- **Aim**:
From the entries below, pull out each line where "constituem" appears.

** Start Source material **

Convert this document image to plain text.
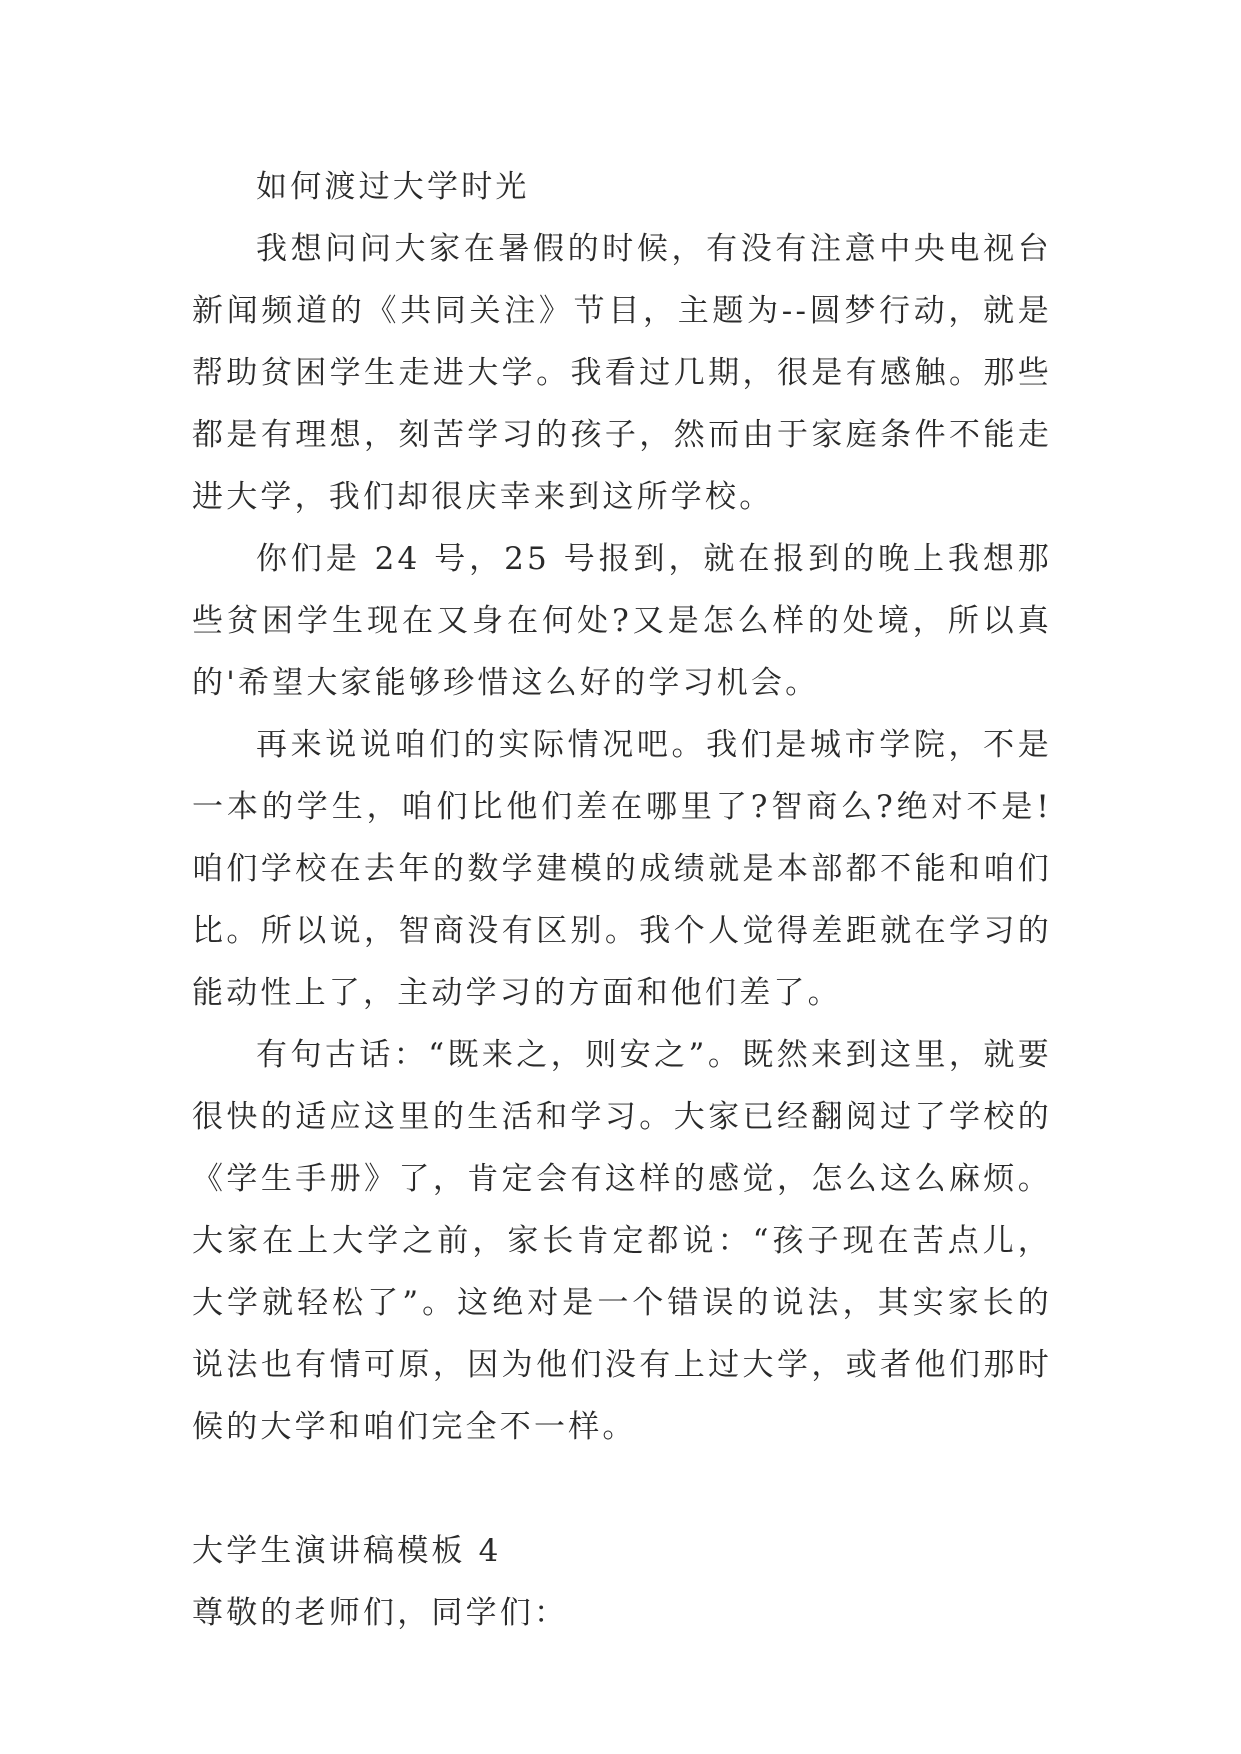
如何渡过大学时光

我想问问大家在暑假的时候，有没有注意中央电视台新闻频道的《共同关注》节目，主题为--圆梦行动，就是帮助贫困学生走进大学。我看过几期，很是有感触。那些都是有理想，刻苦学习的孩子，然而由于家庭条件不能走进大学，我们却很庆幸来到这所学校。

你们是 24 号，25 号报到，就在报到的晚上我想那些贫困学生现在又身在何处?又是怎么样的处境，所以真的'希望大家能够珍惜这么好的学习机会。

再来说说咱们的实际情况吧。我们是城市学院，不是一本的学生，咱们比他们差在哪里了?智商么?绝对不是!咱们学校在去年的数学建模的成绩就是本部都不能和咱们比。所以说，智商没有区别。我个人觉得差距就在学习的能动性上了，主动学习的方面和他们差了。

有句古话：“既来之，则安之”。既然来到这里，就要很快的适应这里的生活和学习。大家已经翻阅过了学校的《学生手册》了，肯定会有这样的感觉，怎么这么麻烦。大家在上大学之前，家长肯定都说：“孩子现在苦点儿，大学就轻松了”。这绝对是一个错误的说法，其实家长的说法也有情可原，因为他们没有上过大学，或者他们那时候的大学和咱们完全不一样。

大学生演讲稿模板 4

尊敬的老师们，同学们：
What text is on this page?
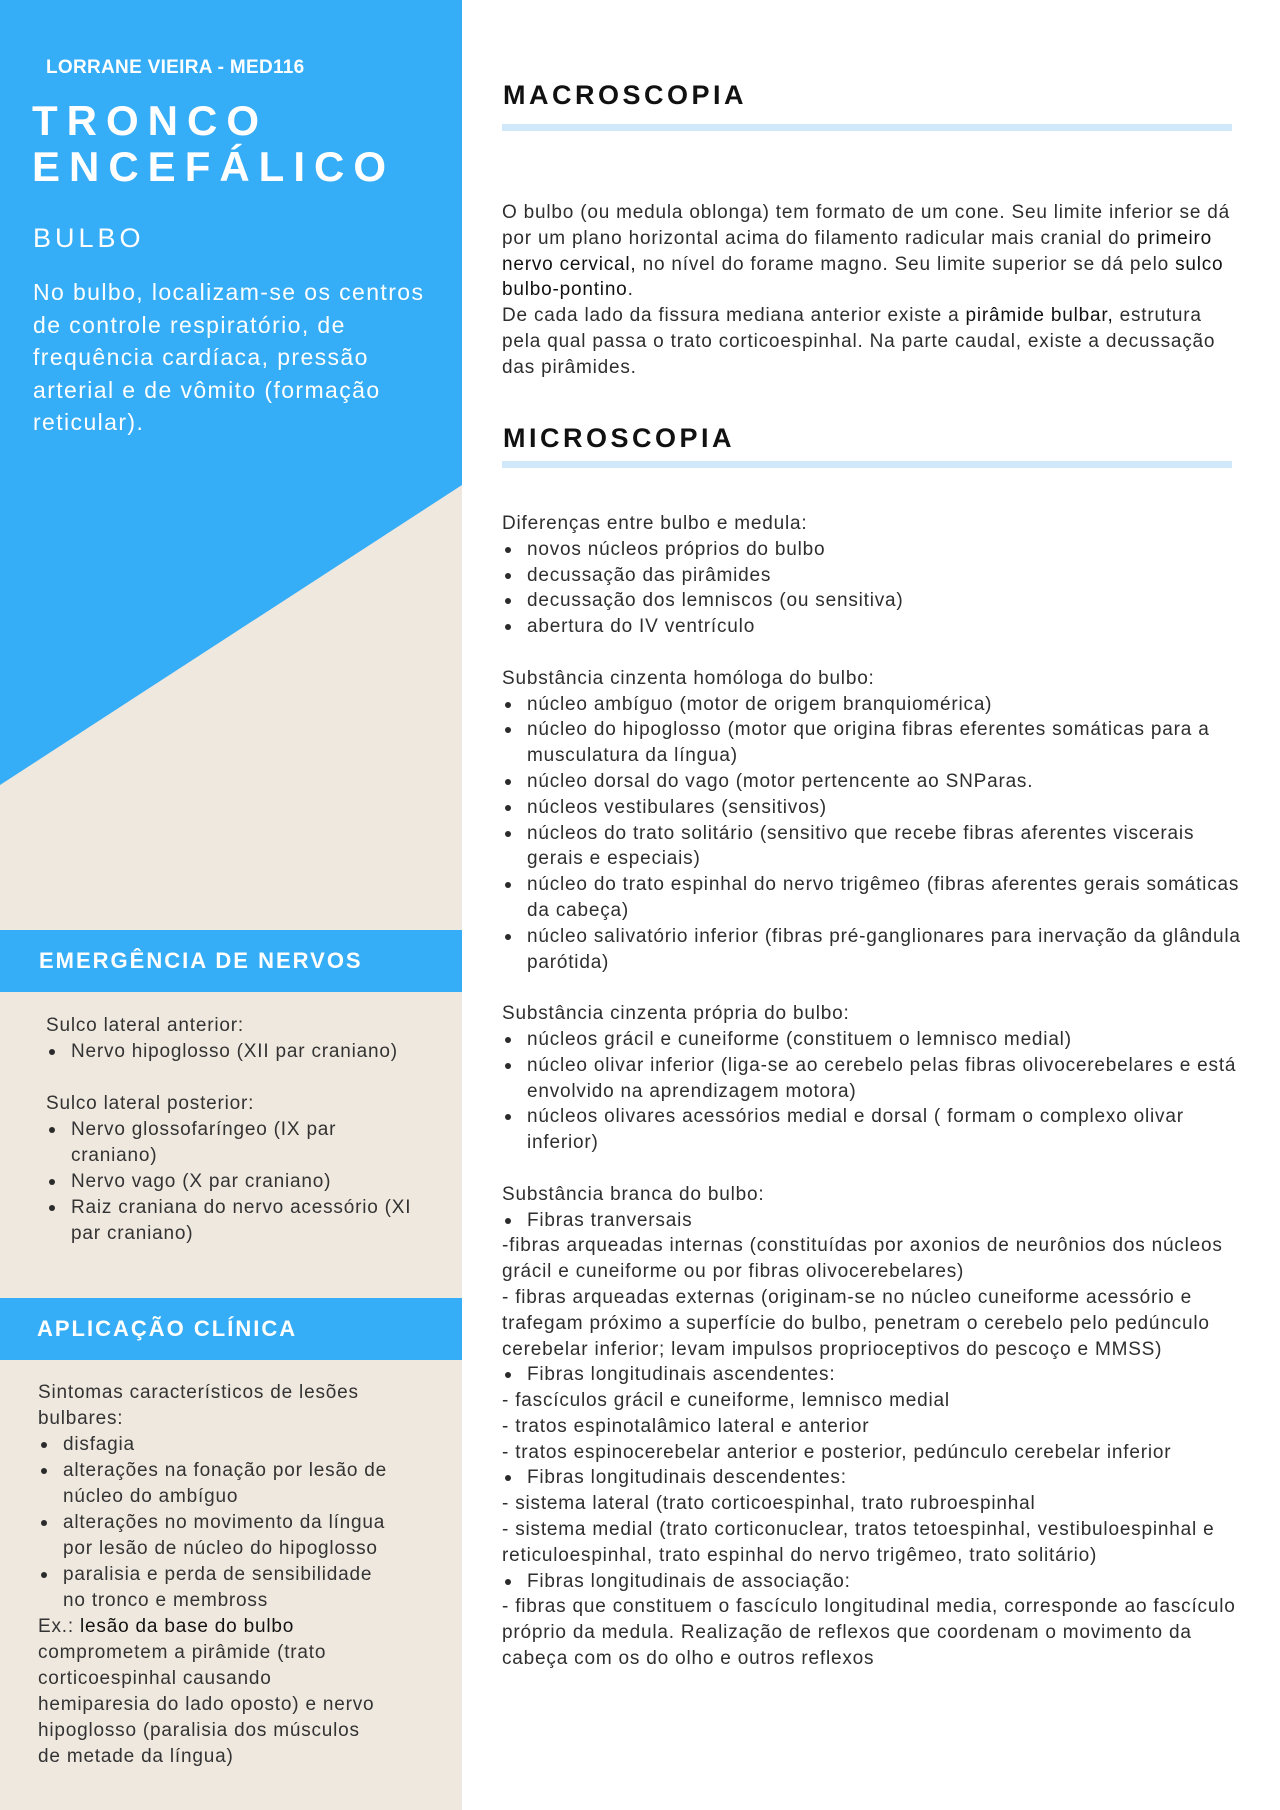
LORRANE VIEIRA - MED116
TRONCO
ENCEFÁLICO
BULBO
No bulbo, localizam-se os centros de controle respiratório, de frequência cardíaca, pressão arterial e de vômito (formação reticular).
EMERGÊNCIA DE NERVOS
Sulco lateral anterior:
Nervo hipoglosso (XII par craniano)
Sulco lateral posterior:
Nervo glossofaríngeo (IX par craniano)
Nervo vago (X par craniano)
Raiz craniana do nervo acessório (XI par craniano)
APLICAÇÃO CLÍNICA
Sintomas característicos de lesões bulbares:
disfagia
alterações na fonação por lesão de núcleo do ambíguo
alterações no movimento da língua por lesão de núcleo do hipoglosso
paralisia e perda de sensibilidade no tronco e membross
Ex.: lesão da base do bulbo comprometem a pirâmide (trato corticoespinhal causando hemiparesia do lado oposto) e nervo hipoglosso (paralisia dos músculos de metade da língua)
MACROSCOPIA
O bulbo (ou medula oblonga) tem formato de um cone. Seu limite inferior se dá por um plano horizontal acima do filamento radicular mais cranial do primeiro nervo cervical, no nível do forame magno. Seu limite superior se dá pelo sulco bulbo-pontino.
De cada lado da fissura mediana anterior existe a pirâmide bulbar, estrutura pela qual passa o trato corticoespinhal. Na parte caudal, existe a decussação das pirâmides.
MICROSCOPIA
Diferenças entre bulbo e medula:
novos núcleos próprios do bulbo
decussação das pirâmides
decussação dos lemniscos (ou sensitiva)
abertura do IV ventrículo
Substância cinzenta homóloga do bulbo:
núcleo ambíguo (motor de origem branquiomérica)
núcleo do hipoglosso (motor que origina fibras eferentes somáticas para a musculatura da língua)
núcleo dorsal do vago (motor pertencente ao SNParas.
núcleos vestibulares (sensitivos)
núcleos do trato solitário (sensitivo que recebe fibras aferentes viscerais gerais e especiais)
núcleo do trato espinhal do nervo trigêmeo (fibras aferentes gerais somáticas da cabeça)
núcleo salivatório inferior (fibras pré-ganglionares para inervação da glândula parótida)
Substância cinzenta própria do bulbo:
núcleos grácil e cuneiforme (constituem o lemnisco medial)
núcleo olivar inferior (liga-se ao cerebelo pelas fibras olivocerebelares e está envolvido na aprendizagem motora)
núcleos olivares acessórios medial e dorsal ( formam o complexo olivar inferior)
Substância branca do bulbo:
Fibras tranversais
-fibras arqueadas internas (constituídas por axonios de neurônios dos núcleos grácil e cuneiforme ou por fibras olivocerebelares)
- fibras arqueadas externas (originam-se no núcleo cuneiforme acessório e trafegam próximo a superfície do bulbo, penetram o cerebelo pelo pedúnculo cerebelar inferior; levam impulsos proprioceptivos do pescoço e MMSS)
Fibras longitudinais ascendentes:
- fascículos grácil e cuneiforme, lemnisco medial
- tratos espinotalâmico lateral e anterior
- tratos espinocerebelar anterior e posterior, pedúnculo cerebelar inferior
Fibras longitudinais descendentes:
- sistema lateral (trato corticoespinhal, trato rubroespinhal
- sistema medial (trato corticonuclear, tratos tetoespinhal, vestibuloespinhal e reticuloespinhal, trato espinhal do nervo trigêmeo, trato solitário)
Fibras longitudinais de associação:
- fibras que constituem o fascículo longitudinal media, corresponde ao fascículo próprio da medula. Realização de reflexos que coordenam o movimento da cabeça com os do olho e outros reflexos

** End Source material **

- **Result of this exercise**:
núcleos grácil e cuneiforme (constituem o lemnisco medial)
- fibras que constituem o fascículo longitudinal media, corresponde ao fascículo próprio da medula. Realização de reflexos que coordenam o movimento da cabeça com os do olho e outros reflexos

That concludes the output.